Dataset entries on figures
====

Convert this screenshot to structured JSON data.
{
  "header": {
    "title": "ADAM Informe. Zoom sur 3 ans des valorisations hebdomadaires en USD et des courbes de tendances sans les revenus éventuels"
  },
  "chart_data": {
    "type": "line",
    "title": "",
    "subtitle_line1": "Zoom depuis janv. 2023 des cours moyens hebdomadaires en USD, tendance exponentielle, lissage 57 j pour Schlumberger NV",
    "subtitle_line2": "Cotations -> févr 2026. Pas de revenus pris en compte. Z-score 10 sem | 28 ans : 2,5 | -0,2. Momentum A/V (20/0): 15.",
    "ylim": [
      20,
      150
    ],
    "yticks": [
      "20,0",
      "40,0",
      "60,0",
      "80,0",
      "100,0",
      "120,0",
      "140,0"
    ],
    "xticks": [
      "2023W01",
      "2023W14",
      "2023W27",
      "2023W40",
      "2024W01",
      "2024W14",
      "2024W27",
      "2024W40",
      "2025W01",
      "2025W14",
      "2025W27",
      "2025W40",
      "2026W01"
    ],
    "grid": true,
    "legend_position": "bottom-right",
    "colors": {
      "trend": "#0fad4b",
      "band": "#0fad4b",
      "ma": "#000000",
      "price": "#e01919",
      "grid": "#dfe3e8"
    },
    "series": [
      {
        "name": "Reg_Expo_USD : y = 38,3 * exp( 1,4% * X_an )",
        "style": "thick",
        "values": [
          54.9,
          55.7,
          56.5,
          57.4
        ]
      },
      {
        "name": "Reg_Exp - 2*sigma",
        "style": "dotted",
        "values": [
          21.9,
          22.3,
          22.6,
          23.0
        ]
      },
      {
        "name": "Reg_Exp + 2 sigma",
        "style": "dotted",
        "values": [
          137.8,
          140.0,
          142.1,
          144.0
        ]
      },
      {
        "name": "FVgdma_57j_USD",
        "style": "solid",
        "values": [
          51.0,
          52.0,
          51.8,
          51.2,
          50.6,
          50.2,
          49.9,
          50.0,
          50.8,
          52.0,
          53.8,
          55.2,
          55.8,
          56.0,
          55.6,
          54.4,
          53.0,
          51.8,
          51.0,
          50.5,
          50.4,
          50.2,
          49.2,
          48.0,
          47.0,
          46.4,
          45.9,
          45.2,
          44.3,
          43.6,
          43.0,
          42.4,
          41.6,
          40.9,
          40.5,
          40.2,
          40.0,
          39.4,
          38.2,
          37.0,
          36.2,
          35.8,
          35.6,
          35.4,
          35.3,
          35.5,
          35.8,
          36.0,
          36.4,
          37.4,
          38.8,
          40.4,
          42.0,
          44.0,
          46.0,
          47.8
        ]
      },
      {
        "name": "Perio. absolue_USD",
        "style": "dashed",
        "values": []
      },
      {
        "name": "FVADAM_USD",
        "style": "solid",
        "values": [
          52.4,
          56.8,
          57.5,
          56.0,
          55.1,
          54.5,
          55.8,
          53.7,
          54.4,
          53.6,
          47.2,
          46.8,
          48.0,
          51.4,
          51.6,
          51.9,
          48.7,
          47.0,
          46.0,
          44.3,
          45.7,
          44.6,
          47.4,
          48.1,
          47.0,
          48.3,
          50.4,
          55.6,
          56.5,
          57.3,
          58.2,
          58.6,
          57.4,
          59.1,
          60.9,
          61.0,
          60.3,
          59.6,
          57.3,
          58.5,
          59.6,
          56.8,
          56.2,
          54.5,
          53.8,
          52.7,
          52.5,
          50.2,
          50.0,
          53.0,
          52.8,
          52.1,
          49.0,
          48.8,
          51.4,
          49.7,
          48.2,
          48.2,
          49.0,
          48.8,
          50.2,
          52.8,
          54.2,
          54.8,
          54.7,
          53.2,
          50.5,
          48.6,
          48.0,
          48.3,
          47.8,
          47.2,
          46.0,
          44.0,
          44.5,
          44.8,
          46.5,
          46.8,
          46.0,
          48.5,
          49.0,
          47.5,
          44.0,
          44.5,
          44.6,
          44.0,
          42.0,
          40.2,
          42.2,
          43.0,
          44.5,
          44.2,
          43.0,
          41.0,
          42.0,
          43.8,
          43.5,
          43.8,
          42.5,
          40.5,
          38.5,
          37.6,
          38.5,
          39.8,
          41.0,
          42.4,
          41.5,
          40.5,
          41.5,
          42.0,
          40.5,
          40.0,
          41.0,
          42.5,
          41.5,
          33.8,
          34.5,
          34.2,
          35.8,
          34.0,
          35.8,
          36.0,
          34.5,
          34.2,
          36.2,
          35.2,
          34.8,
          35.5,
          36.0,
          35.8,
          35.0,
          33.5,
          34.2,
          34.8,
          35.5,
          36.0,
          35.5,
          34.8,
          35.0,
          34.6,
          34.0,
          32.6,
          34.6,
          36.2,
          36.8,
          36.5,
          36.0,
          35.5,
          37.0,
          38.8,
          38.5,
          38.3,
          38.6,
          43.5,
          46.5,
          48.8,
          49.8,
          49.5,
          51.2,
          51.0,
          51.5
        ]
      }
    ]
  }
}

====

Transcribe the full listing above without leaving anything out.

> FINISHED ANSWER
Convert this screenshot to structured JSON data.
{
  "header": {
    "title": "ADAM Informe. Zoom sur 3 ans des valorisations hebdomadaires en USD et des courbes de tendances sans les revenus éventuels"
  },
  "chart_data": {
    "type": "line",
    "title": "",
    "subtitle_line1": "Zoom depuis janv. 2023 des cours moyens hebdomadaires en USD, tendance exponentielle, lissage 57 j pour Schlumberger NV",
    "subtitle_line2": "Cotations -> févr 2026. Pas de revenus pris en compte. Z-score 10 sem | 28 ans : 2,5 | -0,2. Momentum A/V (20/0): 15.",
    "ylim": [
      20,
      150
    ],
    "yticks": [
      "20,0",
      "40,0",
      "60,0",
      "80,0",
      "100,0",
      "120,0",
      "140,0"
    ],
    "xticks": [
      "2023W01",
      "2023W14",
      "2023W27",
      "2023W40",
      "2024W01",
      "2024W14",
      "2024W27",
      "2024W40",
      "2025W01",
      "2025W14",
      "2025W27",
      "2025W40",
      "2026W01"
    ],
    "grid": true,
    "legend_position": "bottom-right",
    "colors": {
      "trend": "#0fad4b",
      "band": "#0fad4b",
      "ma": "#000000",
      "price": "#e01919",
      "grid": "#dfe3e8"
    },
    "series": [
      {
        "name": "Reg_Expo_USD : y = 38,3 * exp( 1,4% * X_an )",
        "style": "thick",
        "values": [
          54.9,
          55.7,
          56.5,
          57.4
        ]
      },
      {
        "name": "Reg_Exp - 2*sigma",
        "style": "dotted",
        "values": [
          21.9,
          22.3,
          22.6,
          23.0
        ]
      },
      {
        "name": "Reg_Exp + 2 sigma",
        "style": "dotted",
        "values": [
          137.8,
          140.0,
          142.1,
          144.0
        ]
      },
      {
        "name": "FVgdma_57j_USD",
        "style": "solid",
        "values": [
          51.0,
          52.0,
          51.8,
          51.2,
          50.6,
          50.2,
          49.9,
          50.0,
          50.8,
          52.0,
          53.8,
          55.2,
          55.8,
          56.0,
          55.6,
          54.4,
          53.0,
          51.8,
          51.0,
          50.5,
          50.4,
          50.2,
          49.2,
          48.0,
          47.0,
          46.4,
          45.9,
          45.2,
          44.3,
          43.6,
          43.0,
          42.4,
          41.6,
          40.9,
          40.5,
          40.2,
          40.0,
          39.4,
          38.2,
          37.0,
          36.2,
          35.8,
          35.6,
          35.4,
          35.3,
          35.5,
          35.8,
          36.0,
          36.4,
          37.4,
          38.8,
          40.4,
          42.0,
          44.0,
          46.0,
          47.8
        ]
      },
      {
        "name": "Perio. absolue_USD",
        "style": "dashed",
        "values": []
      },
      {
        "name": "FVADAM_USD",
        "style": "solid",
        "values": [
          52.4,
          56.8,
          57.5,
          56.0,
          55.1,
          54.5,
          55.8,
          53.7,
          54.4,
          53.6,
          47.2,
          46.8,
          48.0,
          51.4,
          51.6,
          51.9,
          48.7,
          47.0,
          46.0,
          44.3,
          45.7,
          44.6,
          47.4,
          48.1,
          47.0,
          48.3,
          50.4,
          55.6,
          56.5,
          57.3,
          58.2,
          58.6,
          57.4,
          59.1,
          60.9,
          61.0,
          60.3,
          59.6,
          57.3,
          58.5,
          59.6,
          56.8,
          56.2,
          54.5,
          53.8,
          52.7,
          52.5,
          50.2,
          50.0,
          53.0,
          52.8,
          52.1,
          49.0,
          48.8,
          51.4,
          49.7,
          48.2,
          48.2,
          49.0,
          48.8,
          50.2,
          52.8,
          54.2,
          54.8,
          54.7,
          53.2,
          50.5,
          48.6,
          48.0,
          48.3,
          47.8,
          47.2,
          46.0,
          44.0,
          44.5,
          44.8,
          46.5,
          46.8,
          46.0,
          48.5,
          49.0,
          47.5,
          44.0,
          44.5,
          44.6,
          44.0,
          42.0,
          40.2,
          42.2,
          43.0,
          44.5,
          44.2,
          43.0,
          41.0,
          42.0,
          43.8,
          43.5,
          43.8,
          42.5,
          40.5,
          38.5,
          37.6,
          38.5,
          39.8,
          41.0,
          42.4,
          41.5,
          40.5,
          41.5,
          42.0,
          40.5,
          40.0,
          41.0,
          42.5,
          41.5,
          33.8,
          34.5,
          34.2,
          35.8,
          34.0,
          35.8,
          36.0,
          34.5,
          34.2,
          36.2,
          35.2,
          34.8,
          35.5,
          36.0,
          35.8,
          35.0,
          33.5,
          34.2,
          34.8,
          35.5,
          36.0,
          35.5,
          34.8,
          35.0,
          34.6,
          34.0,
          32.6,
          34.6,
          36.2,
          36.8,
          36.5,
          36.0,
          35.5,
          37.0,
          38.8,
          38.5,
          38.3,
          38.6,
          43.5,
          46.5,
          48.8,
          49.8,
          49.5,
          51.2,
          51.0,
          51.5
        ]
      }
    ]
  }
}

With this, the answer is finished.